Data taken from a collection
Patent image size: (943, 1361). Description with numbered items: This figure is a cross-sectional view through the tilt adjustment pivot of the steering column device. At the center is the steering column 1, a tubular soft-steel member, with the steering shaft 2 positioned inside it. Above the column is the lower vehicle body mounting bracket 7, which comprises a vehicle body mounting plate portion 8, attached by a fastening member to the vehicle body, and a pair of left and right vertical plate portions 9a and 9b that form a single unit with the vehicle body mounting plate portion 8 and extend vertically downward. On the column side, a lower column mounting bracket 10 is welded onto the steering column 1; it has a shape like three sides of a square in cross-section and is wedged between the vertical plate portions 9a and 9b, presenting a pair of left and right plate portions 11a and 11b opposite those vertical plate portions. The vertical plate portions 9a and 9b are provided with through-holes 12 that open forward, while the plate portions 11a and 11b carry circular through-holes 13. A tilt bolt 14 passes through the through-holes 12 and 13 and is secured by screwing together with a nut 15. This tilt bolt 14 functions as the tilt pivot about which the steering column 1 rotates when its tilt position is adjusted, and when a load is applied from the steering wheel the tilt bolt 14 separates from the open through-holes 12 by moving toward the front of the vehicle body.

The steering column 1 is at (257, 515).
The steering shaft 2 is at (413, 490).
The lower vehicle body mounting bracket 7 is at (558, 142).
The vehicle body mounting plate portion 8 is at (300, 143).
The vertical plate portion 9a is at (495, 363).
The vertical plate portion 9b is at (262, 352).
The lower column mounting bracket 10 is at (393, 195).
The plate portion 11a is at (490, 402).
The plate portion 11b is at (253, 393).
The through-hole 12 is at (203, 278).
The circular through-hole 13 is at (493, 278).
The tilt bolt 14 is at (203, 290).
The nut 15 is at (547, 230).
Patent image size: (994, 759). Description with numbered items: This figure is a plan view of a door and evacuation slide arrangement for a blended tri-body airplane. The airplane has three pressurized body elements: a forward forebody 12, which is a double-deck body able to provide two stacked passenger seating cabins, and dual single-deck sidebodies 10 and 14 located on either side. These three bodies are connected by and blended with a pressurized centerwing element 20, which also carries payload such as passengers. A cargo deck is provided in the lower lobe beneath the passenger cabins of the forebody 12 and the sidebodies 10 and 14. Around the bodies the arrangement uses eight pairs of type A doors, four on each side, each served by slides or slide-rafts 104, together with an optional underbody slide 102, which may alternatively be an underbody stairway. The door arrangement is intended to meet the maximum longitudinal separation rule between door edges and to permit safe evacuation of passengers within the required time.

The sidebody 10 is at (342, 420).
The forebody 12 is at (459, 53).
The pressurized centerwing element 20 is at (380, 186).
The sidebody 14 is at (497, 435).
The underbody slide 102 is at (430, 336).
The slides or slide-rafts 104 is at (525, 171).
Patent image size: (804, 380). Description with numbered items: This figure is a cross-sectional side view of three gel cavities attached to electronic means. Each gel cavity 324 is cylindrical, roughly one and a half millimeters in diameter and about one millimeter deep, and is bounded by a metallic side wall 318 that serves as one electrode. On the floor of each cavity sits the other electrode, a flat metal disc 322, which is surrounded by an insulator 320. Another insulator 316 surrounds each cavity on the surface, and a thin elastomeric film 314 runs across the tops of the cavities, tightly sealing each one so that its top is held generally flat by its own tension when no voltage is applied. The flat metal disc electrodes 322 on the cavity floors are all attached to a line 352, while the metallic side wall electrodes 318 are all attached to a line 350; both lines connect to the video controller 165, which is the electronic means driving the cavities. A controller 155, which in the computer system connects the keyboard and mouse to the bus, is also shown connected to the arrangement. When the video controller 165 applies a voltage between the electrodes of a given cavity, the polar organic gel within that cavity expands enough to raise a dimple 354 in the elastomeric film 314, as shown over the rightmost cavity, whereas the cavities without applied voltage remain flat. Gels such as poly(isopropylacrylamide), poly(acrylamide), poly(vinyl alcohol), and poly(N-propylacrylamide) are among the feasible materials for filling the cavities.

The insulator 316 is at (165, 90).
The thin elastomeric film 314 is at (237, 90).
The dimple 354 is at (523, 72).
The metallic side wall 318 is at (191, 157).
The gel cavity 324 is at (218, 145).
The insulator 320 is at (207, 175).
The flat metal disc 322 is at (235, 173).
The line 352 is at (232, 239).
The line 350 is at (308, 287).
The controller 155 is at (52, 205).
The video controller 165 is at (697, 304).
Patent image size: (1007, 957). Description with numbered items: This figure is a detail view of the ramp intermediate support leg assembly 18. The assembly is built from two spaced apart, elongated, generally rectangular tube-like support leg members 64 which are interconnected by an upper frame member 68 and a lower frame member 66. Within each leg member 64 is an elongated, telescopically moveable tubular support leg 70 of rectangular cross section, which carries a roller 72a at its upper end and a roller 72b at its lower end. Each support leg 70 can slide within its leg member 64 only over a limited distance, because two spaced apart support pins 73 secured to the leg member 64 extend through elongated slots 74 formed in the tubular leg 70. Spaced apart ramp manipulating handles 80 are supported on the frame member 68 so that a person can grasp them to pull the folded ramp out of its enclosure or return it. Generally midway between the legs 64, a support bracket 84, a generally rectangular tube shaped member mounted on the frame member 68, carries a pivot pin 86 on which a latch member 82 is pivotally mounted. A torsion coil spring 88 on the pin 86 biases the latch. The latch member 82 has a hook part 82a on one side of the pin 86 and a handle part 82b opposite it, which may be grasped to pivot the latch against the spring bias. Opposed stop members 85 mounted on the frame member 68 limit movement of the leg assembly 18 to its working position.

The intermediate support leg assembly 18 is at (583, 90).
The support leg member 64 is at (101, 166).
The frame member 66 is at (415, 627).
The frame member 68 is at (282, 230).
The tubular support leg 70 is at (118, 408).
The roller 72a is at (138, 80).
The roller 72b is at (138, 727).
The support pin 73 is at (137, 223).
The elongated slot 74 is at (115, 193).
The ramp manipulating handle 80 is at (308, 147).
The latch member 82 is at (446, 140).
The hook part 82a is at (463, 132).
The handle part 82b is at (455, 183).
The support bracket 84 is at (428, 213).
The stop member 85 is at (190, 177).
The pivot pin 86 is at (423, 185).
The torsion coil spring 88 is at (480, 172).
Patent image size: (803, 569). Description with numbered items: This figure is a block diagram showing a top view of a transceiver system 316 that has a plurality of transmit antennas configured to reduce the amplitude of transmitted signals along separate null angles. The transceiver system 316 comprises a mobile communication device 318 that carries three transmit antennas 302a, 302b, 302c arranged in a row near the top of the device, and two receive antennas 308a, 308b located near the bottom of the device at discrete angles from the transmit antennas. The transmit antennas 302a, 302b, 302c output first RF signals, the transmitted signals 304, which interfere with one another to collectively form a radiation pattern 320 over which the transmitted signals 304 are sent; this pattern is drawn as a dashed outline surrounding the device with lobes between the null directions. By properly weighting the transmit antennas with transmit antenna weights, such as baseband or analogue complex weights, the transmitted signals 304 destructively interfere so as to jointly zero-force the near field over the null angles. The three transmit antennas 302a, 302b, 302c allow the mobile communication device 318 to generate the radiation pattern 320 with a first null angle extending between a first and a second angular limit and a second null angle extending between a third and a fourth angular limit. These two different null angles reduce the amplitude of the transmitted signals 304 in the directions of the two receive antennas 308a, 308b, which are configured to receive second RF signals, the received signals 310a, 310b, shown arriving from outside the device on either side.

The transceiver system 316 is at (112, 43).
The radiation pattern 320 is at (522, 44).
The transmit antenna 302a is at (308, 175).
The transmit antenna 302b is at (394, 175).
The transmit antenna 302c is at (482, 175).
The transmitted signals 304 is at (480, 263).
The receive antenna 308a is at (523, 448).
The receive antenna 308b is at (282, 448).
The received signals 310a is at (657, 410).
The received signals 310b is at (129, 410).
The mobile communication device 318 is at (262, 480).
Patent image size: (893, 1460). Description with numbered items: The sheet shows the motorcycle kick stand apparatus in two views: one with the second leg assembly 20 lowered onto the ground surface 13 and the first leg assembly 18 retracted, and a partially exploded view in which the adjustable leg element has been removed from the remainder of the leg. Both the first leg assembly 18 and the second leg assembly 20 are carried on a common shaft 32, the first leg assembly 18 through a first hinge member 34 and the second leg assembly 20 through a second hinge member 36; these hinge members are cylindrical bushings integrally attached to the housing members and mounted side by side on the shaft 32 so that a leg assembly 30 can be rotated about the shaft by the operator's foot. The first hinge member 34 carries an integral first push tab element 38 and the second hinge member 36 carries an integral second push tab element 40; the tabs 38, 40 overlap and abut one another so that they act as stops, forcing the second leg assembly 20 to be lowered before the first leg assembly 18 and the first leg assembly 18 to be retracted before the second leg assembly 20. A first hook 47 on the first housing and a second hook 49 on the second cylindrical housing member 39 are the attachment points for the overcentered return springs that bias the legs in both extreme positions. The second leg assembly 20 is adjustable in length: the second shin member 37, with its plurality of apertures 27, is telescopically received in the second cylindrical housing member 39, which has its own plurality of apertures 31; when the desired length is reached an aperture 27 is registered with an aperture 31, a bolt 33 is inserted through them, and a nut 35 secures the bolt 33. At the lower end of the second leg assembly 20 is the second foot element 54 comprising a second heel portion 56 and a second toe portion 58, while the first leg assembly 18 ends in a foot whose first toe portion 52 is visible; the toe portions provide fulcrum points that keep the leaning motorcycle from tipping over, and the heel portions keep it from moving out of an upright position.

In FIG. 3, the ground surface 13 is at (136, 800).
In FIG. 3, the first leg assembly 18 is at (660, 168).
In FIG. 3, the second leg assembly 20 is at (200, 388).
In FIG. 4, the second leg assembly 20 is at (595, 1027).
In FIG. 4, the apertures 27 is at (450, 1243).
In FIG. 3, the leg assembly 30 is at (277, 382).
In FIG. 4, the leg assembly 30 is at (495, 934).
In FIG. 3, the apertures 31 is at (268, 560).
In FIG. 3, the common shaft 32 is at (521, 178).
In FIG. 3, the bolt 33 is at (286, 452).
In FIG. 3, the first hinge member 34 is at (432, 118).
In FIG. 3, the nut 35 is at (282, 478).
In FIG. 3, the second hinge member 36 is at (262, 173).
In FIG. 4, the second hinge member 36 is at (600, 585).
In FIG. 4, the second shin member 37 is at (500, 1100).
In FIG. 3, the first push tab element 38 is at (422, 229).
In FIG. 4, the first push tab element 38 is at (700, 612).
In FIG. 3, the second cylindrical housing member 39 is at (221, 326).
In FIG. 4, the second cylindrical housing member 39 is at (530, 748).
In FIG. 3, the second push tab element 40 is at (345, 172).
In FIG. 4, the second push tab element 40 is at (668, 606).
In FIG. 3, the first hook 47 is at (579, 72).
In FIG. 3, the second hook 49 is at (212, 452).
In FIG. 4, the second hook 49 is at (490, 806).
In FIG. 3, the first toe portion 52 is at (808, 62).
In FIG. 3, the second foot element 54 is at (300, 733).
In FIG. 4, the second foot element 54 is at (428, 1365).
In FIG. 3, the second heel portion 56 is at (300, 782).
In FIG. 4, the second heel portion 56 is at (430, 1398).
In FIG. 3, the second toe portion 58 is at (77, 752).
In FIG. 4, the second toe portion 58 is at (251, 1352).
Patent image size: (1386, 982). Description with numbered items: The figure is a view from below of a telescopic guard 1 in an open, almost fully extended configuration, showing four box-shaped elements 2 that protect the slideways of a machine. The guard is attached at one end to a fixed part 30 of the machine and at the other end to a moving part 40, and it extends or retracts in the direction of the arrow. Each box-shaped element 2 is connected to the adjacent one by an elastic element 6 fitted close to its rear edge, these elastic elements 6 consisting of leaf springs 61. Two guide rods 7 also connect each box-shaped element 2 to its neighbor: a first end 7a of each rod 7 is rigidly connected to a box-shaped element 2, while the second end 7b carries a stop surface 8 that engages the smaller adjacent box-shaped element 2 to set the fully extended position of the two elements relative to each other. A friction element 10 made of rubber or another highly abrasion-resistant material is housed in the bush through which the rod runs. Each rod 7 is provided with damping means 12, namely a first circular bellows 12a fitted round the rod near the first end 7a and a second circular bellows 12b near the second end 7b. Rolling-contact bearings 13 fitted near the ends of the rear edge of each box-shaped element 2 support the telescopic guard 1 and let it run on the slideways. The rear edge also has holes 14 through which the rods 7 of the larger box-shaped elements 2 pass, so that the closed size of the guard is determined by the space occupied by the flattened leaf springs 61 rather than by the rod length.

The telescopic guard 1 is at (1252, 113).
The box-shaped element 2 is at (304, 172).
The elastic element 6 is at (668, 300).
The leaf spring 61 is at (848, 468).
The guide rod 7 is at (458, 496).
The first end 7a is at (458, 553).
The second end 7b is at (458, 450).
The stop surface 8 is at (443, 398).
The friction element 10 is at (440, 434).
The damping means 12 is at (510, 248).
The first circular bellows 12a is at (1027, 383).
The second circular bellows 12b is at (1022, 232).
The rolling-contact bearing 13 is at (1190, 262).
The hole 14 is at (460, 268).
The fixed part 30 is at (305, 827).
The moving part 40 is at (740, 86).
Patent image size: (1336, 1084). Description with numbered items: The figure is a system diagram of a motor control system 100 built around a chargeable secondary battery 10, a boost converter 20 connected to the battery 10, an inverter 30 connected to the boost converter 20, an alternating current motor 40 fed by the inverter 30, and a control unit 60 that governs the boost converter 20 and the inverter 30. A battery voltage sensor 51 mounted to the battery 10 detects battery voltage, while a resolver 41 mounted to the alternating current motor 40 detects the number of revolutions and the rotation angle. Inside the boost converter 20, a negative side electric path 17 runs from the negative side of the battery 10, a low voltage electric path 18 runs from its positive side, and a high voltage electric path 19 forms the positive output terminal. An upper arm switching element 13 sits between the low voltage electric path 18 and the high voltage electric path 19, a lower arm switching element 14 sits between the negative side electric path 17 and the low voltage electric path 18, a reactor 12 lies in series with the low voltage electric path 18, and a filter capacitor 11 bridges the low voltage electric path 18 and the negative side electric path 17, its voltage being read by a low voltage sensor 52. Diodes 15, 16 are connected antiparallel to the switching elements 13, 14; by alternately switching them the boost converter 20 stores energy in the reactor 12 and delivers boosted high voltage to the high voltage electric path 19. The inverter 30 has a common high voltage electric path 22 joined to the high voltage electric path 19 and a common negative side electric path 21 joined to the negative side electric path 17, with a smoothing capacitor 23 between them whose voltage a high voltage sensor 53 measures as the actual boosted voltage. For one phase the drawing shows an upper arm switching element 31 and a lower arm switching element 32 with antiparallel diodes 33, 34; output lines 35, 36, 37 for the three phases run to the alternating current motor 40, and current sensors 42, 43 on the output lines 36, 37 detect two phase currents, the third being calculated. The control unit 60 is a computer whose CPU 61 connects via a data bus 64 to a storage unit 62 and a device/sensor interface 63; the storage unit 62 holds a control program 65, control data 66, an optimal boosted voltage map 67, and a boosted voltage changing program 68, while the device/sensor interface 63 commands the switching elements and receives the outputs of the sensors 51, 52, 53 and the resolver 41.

*Exercise prompt*: Render the listing lines as a JSON list of strings, one string per line and blank lines omitted, starting at the line containing "Patent image size: (994, 759)." and ending after the line containing "The slides or".

*The solution*:
[
  "Patent image size: (994, 759). Description with numbered items: This figure is a plan view of a door and evacuation slide arrangement for a blended tri-body airplane. The airplane has three pressurized body elements: a forward forebody 12, which is a double-deck body able to provide two stacked passenger seating cabins, and dual single-deck sidebodies 10 and 14 located on either side. These three bodies are connected by and blended with a pressurized centerwing element 20, which also carries payload such as passengers. A cargo deck is provided in the lower lobe beneath the passenger cabins of the forebody 12 and the sidebodies 10 and 14. Around the bodies the arrangement uses eight pairs of type A doors, four on each side, each served by slides or slide-rafts 104, together with an optional underbody slide 102, which may alternatively be an underbody stairway. The door arrangement is intended to meet the maximum longitudinal separation rule between door edges and to permit safe evacuation of passengers within the required time.",
  "The sidebody 10 is at (342, 420).",
  "The forebody 12 is at (459, 53).",
  "The pressurized centerwing element 20 is at (380, 186).",
  "The sidebody 14 is at (497, 435).",
  "The underbody slide 102 is at (430, 336).",
  "The slides or slide-rafts 104 is at (525, 171)."
]